* PROBLEM DETAILS *
From the entries below, copy every line where the string "JSON" appears.

====== RECORD LIST

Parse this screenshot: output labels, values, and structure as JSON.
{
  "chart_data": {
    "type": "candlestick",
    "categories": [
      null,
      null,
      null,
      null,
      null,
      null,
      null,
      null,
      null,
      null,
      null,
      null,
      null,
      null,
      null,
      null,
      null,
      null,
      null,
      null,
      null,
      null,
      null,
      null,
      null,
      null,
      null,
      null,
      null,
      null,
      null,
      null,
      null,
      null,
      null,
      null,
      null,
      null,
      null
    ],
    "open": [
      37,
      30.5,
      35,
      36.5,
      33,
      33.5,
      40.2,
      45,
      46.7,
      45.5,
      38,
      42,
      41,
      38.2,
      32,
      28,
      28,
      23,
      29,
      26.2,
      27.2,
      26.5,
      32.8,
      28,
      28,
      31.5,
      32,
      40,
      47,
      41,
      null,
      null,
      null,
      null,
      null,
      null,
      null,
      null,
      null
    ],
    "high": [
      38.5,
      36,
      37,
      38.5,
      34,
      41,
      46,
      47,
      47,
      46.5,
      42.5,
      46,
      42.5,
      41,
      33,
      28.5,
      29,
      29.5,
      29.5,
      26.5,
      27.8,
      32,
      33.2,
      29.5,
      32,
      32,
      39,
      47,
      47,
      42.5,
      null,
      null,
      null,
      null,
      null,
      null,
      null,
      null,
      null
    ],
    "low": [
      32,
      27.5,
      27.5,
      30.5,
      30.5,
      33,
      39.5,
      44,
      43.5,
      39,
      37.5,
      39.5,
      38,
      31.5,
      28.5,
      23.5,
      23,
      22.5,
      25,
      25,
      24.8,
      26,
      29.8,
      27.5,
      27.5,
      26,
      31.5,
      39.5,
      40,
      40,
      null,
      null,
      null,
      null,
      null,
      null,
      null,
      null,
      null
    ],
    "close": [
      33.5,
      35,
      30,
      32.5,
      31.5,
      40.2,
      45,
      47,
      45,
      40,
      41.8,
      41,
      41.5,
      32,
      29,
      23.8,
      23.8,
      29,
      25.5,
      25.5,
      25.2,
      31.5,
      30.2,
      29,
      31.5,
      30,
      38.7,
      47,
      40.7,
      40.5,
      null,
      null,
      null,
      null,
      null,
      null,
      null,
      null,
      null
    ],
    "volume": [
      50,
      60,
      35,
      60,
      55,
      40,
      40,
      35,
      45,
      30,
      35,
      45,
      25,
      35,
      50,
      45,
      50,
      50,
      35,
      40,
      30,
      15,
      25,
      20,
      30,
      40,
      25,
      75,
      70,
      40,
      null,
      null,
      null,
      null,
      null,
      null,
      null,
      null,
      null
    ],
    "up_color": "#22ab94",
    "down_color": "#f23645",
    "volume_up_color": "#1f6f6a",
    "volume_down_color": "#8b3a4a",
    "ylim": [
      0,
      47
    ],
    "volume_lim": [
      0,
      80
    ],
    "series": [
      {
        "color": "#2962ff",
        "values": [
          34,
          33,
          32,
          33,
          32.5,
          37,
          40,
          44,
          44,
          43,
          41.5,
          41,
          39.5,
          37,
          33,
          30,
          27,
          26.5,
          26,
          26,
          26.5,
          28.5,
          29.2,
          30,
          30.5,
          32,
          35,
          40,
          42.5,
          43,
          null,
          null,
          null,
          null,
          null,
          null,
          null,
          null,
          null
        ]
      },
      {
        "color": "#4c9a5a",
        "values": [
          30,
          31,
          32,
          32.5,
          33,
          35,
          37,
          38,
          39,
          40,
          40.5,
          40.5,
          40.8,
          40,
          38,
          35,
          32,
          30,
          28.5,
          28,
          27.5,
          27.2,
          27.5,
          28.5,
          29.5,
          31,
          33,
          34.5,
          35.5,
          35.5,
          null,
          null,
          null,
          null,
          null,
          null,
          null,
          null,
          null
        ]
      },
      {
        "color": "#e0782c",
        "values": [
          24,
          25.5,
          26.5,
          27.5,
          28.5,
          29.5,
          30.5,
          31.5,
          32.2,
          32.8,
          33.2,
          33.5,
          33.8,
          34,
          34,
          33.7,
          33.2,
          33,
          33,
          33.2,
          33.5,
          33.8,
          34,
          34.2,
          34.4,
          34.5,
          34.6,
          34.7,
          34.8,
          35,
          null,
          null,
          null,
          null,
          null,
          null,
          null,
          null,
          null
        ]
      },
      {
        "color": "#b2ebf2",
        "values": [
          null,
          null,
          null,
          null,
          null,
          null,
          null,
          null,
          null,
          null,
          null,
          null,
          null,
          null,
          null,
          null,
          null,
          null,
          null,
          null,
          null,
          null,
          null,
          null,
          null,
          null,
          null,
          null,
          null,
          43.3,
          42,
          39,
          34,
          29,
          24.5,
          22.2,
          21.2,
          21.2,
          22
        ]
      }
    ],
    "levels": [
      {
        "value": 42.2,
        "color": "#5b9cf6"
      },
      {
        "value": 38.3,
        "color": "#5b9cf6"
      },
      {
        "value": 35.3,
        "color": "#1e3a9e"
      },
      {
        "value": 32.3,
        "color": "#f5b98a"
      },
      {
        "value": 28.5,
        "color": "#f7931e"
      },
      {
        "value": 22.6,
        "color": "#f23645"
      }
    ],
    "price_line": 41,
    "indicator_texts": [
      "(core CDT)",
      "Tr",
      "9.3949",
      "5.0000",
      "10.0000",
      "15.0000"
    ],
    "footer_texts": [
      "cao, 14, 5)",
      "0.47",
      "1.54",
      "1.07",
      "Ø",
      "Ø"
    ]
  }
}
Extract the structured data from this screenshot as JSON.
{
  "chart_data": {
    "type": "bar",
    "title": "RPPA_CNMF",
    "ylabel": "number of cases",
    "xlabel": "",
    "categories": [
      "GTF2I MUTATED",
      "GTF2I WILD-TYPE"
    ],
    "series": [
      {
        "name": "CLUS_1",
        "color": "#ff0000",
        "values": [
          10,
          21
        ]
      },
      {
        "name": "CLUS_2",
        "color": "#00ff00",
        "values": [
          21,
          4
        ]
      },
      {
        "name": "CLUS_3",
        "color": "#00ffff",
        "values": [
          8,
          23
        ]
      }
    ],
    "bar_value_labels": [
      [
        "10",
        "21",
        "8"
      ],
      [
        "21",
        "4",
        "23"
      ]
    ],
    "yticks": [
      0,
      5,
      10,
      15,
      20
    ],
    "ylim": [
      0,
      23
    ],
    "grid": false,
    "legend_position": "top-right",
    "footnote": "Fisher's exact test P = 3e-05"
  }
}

============

* WORKED ANSWER *
Parse this screenshot: output labels, values, and structure as JSON.
Extract the structured data from this screenshot as JSON.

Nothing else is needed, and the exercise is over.